[Begin]

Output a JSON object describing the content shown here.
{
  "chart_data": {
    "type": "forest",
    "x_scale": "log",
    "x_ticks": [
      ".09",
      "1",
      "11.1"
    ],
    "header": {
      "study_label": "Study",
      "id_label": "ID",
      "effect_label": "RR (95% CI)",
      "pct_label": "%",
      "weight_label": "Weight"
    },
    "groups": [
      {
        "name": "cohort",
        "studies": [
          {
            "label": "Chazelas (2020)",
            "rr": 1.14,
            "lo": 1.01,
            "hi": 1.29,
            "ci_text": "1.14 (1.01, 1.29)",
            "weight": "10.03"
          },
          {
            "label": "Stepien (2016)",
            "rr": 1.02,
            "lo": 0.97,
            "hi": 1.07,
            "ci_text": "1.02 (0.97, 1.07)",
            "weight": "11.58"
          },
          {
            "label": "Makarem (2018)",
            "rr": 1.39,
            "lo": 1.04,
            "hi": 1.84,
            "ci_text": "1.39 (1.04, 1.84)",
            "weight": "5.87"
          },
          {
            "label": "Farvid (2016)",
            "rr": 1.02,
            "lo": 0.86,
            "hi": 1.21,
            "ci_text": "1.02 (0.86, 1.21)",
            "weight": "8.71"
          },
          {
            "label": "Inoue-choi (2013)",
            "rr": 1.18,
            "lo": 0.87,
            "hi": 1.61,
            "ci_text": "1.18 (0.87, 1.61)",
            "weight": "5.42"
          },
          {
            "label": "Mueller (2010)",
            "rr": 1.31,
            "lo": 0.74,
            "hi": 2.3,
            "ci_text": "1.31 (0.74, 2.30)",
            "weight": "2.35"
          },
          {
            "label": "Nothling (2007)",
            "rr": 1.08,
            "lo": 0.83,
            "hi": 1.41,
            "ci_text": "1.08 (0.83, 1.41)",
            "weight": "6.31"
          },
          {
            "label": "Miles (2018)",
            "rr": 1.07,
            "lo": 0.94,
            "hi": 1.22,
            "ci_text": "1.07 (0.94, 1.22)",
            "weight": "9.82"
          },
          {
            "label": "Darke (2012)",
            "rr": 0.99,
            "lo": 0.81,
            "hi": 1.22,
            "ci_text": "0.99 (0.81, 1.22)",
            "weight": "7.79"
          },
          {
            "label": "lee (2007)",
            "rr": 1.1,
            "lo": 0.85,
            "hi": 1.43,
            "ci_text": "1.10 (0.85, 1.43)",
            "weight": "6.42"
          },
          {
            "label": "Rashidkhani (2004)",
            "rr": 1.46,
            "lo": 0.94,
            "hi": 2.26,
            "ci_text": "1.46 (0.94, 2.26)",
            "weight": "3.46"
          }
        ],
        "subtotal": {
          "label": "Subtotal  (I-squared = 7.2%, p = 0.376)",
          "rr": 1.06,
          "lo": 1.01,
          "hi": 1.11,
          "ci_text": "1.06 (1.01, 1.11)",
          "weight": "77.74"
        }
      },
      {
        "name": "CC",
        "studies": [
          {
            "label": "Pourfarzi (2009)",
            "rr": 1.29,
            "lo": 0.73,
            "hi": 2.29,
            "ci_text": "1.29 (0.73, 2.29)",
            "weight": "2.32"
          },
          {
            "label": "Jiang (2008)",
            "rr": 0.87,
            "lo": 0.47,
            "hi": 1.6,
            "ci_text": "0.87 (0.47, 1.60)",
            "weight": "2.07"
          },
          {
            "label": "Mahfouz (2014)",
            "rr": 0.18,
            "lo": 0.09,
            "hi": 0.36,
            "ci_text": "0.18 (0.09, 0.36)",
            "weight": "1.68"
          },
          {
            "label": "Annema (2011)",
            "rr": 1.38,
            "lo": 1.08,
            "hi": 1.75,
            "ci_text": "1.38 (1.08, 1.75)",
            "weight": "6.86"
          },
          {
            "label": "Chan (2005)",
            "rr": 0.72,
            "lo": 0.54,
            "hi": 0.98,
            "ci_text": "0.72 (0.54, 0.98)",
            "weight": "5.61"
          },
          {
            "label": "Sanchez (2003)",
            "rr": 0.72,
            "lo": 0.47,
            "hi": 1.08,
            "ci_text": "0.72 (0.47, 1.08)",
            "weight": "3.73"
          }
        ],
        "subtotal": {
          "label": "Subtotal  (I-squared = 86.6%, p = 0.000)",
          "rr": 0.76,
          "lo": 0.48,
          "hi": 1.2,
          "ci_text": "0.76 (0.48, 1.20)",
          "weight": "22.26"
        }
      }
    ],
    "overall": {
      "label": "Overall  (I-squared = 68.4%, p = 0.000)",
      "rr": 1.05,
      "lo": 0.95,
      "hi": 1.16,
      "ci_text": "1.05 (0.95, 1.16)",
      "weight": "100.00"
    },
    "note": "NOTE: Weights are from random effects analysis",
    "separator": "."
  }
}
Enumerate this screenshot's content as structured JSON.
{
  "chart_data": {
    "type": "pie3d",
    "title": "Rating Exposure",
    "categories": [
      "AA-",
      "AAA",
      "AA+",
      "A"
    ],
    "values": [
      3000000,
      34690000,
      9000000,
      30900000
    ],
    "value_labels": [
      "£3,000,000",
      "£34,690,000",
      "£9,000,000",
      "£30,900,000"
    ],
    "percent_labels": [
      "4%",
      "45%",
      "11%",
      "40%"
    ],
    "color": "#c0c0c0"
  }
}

[End]

**WHAT IS REQUIRED:** Go through the records above, find every line with the word "squared", and list those lines.

**RIGHT ANSWER:**
          "label": "Subtotal  (I-squared = 7.2%, p = 0.376)",
          "label": "Subtotal  (I-squared = 86.6%, p = 0.000)",
      "label": "Overall  (I-squared = 68.4%, p = 0.000)",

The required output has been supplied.